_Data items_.
┏━━
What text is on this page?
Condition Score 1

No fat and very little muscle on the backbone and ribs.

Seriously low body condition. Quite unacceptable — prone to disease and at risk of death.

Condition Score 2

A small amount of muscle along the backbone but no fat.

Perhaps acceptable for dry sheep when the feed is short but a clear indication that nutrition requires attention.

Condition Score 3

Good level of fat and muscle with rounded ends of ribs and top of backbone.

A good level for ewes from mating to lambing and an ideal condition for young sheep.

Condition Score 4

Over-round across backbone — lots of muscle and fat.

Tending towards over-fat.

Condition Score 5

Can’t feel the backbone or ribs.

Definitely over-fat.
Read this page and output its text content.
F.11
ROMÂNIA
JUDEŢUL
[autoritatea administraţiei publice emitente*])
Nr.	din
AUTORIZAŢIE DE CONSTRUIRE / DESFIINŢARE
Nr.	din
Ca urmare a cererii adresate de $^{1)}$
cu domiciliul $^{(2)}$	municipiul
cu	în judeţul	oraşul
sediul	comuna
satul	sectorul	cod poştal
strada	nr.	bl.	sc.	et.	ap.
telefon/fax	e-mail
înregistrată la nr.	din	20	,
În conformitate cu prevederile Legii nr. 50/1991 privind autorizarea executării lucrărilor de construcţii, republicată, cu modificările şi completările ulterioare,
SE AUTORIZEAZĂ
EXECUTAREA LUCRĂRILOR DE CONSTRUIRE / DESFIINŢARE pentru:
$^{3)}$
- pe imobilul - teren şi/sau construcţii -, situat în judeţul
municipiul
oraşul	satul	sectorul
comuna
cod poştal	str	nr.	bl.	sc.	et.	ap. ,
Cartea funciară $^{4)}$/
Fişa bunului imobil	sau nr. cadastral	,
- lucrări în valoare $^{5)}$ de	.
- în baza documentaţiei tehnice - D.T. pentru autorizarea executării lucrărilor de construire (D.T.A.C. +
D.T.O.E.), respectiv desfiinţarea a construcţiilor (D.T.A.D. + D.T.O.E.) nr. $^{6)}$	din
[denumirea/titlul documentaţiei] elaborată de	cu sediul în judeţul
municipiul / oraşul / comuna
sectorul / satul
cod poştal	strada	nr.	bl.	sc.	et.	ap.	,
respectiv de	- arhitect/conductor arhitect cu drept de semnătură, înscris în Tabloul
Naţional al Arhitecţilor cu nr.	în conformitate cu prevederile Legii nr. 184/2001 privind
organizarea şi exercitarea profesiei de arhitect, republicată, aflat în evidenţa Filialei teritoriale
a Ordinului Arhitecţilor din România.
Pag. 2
┗━━
┏━━
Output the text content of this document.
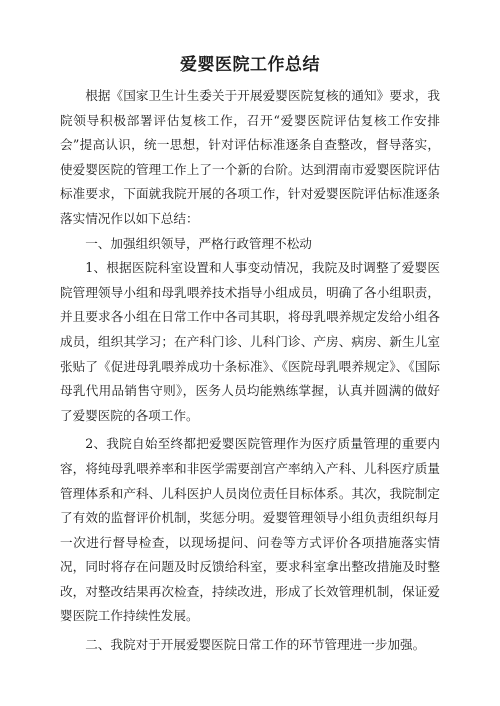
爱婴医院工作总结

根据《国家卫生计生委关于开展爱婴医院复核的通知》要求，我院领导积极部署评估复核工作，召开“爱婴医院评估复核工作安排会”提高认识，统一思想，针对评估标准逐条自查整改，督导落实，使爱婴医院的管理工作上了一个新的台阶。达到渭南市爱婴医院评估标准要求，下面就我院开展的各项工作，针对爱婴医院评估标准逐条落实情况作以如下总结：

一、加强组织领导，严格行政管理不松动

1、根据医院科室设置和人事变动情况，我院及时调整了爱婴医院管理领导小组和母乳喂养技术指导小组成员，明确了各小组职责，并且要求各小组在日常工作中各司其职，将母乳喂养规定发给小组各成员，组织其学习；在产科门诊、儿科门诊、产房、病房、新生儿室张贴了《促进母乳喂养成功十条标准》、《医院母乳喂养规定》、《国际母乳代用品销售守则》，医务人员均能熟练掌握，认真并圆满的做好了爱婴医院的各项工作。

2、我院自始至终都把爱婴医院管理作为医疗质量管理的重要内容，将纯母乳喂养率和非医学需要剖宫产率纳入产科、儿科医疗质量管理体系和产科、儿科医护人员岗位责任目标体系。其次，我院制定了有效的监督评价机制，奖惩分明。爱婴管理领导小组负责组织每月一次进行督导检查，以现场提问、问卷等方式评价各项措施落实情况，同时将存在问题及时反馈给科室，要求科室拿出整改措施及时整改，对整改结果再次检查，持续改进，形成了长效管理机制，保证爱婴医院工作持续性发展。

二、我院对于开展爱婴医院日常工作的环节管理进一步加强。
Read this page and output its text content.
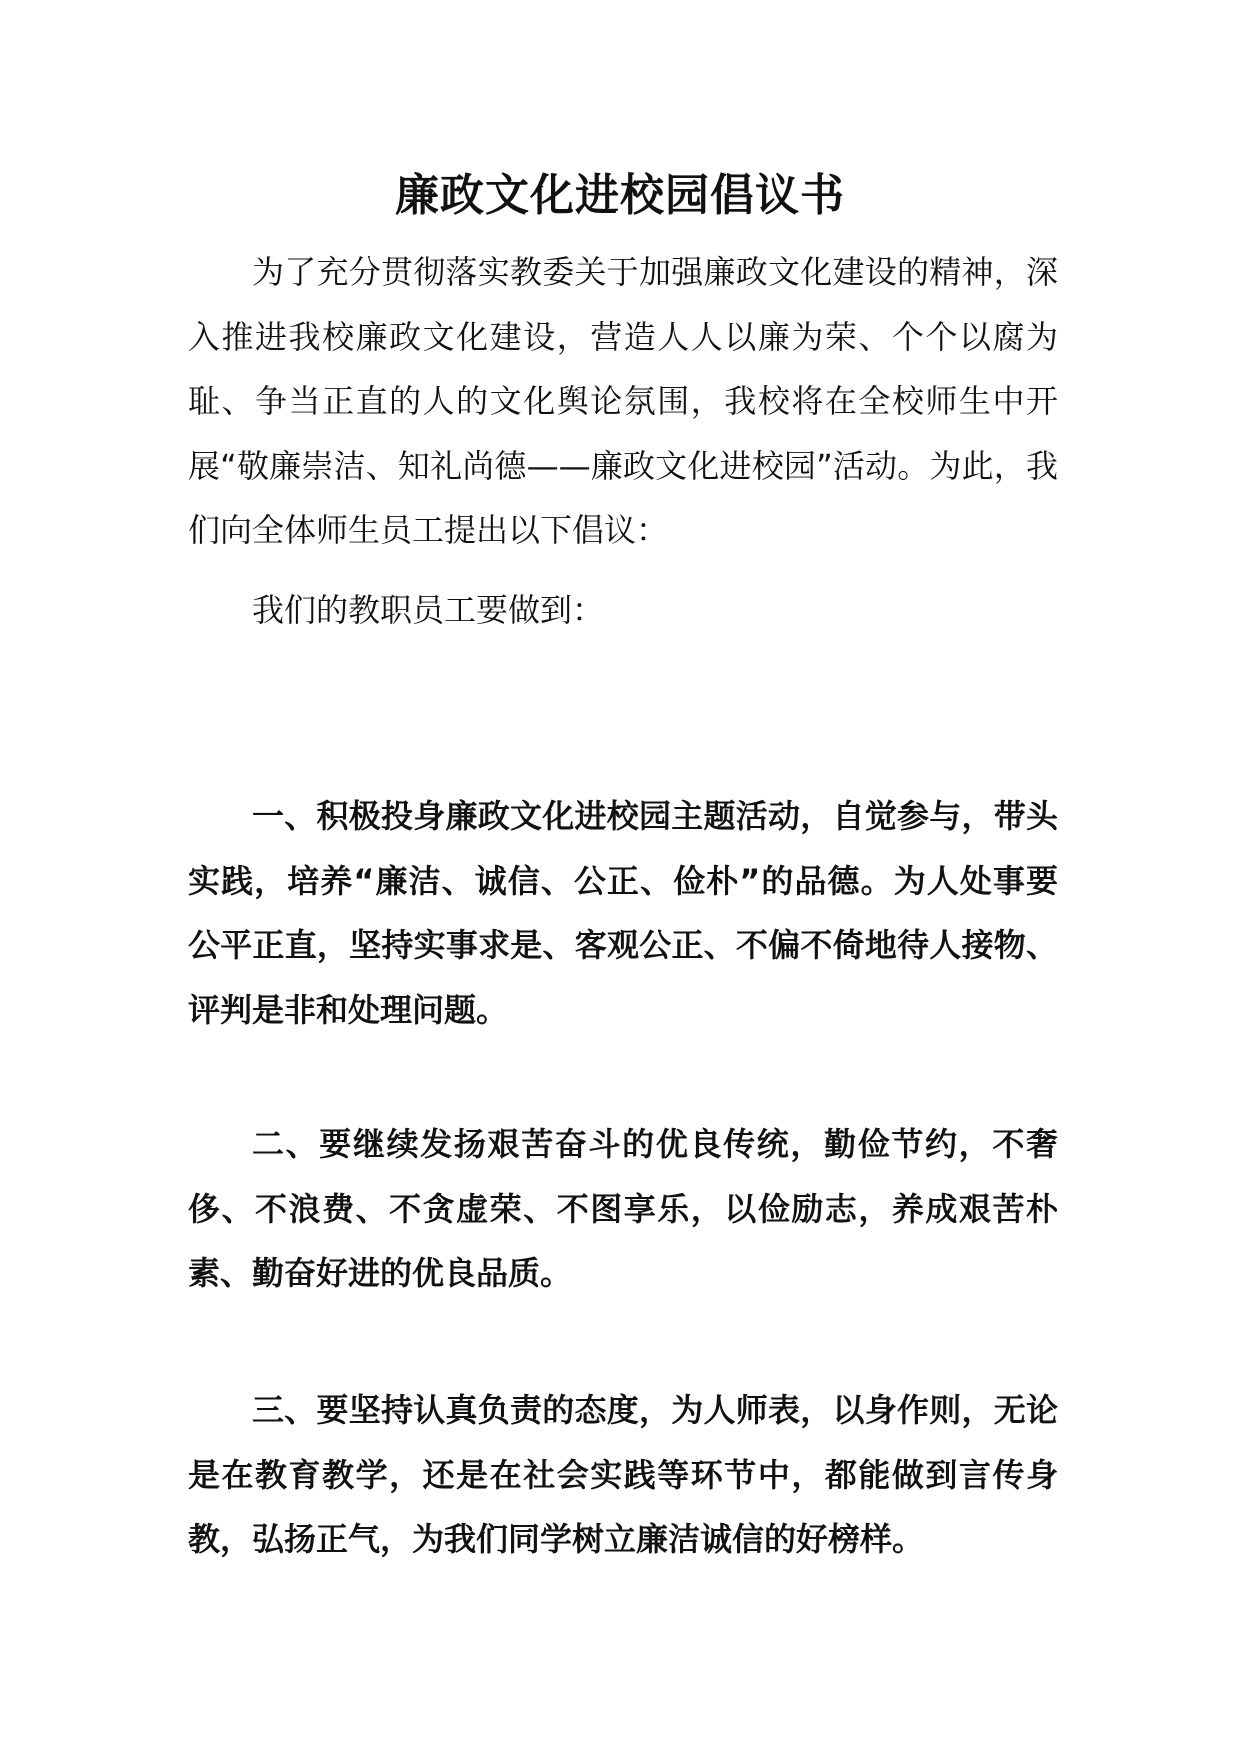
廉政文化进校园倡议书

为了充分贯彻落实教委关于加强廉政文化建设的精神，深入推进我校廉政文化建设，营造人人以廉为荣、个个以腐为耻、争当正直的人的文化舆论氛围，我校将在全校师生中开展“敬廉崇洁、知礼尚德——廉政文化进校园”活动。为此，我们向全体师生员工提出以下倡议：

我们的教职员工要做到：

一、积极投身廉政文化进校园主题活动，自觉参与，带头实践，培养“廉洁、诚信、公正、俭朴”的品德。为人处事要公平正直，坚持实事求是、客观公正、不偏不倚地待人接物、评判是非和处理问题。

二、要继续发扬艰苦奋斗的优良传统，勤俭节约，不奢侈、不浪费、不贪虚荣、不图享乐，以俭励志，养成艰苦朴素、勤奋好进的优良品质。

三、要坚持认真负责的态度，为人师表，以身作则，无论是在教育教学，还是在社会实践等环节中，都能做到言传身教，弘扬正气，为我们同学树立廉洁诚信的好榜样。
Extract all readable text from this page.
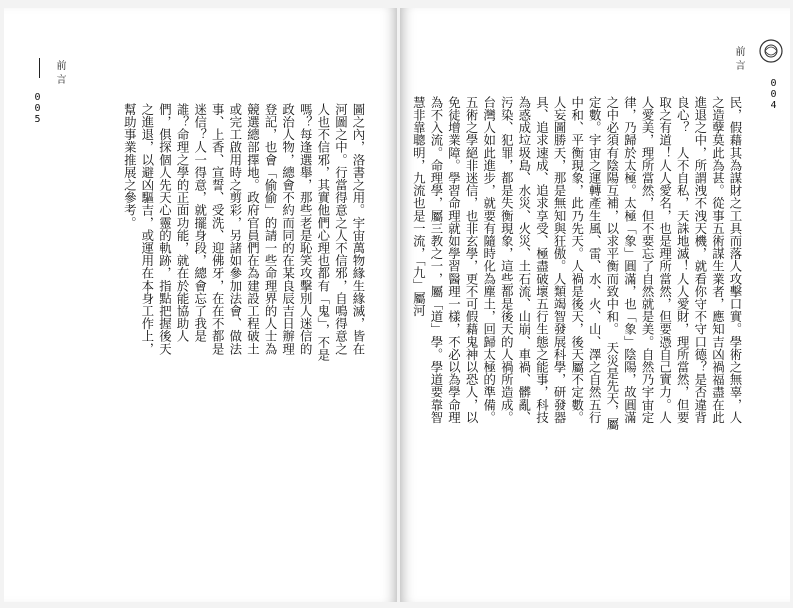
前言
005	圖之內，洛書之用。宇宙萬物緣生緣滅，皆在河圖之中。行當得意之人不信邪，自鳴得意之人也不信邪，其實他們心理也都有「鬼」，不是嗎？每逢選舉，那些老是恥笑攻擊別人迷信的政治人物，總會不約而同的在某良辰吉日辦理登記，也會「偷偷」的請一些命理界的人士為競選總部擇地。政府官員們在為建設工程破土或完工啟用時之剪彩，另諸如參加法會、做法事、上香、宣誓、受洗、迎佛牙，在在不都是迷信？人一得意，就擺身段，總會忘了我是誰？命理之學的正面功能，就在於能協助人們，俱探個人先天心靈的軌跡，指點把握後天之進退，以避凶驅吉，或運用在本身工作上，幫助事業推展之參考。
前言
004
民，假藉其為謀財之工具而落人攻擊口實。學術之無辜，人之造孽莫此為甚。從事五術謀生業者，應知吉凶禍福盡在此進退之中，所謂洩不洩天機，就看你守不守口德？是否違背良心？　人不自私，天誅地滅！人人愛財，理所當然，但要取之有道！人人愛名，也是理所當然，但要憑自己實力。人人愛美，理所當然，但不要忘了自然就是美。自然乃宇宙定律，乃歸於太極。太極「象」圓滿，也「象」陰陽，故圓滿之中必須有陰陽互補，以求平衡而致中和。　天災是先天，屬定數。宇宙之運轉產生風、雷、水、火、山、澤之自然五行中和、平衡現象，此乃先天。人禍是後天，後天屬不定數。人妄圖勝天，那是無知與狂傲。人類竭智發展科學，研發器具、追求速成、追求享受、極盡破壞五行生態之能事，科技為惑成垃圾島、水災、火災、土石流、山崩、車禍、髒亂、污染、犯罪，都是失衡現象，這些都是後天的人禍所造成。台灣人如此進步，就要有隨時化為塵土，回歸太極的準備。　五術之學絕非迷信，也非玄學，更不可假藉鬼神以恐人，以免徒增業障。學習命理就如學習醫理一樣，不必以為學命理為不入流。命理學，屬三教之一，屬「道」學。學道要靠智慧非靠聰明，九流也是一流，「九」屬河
┗━━
_Task goal_. Which lines contain "autorizarea"? Copy each of them.

_Full answer_.
În conformitate cu prevederile Legii nr. 50/1991 privind autorizarea executării lucrărilor de construcţii, republicată, cu modificările şi completările ulterioare,
- în baza documentaţiei tehnice - D.T. pentru autorizarea executării lucrărilor de construire (D.T.A.C. +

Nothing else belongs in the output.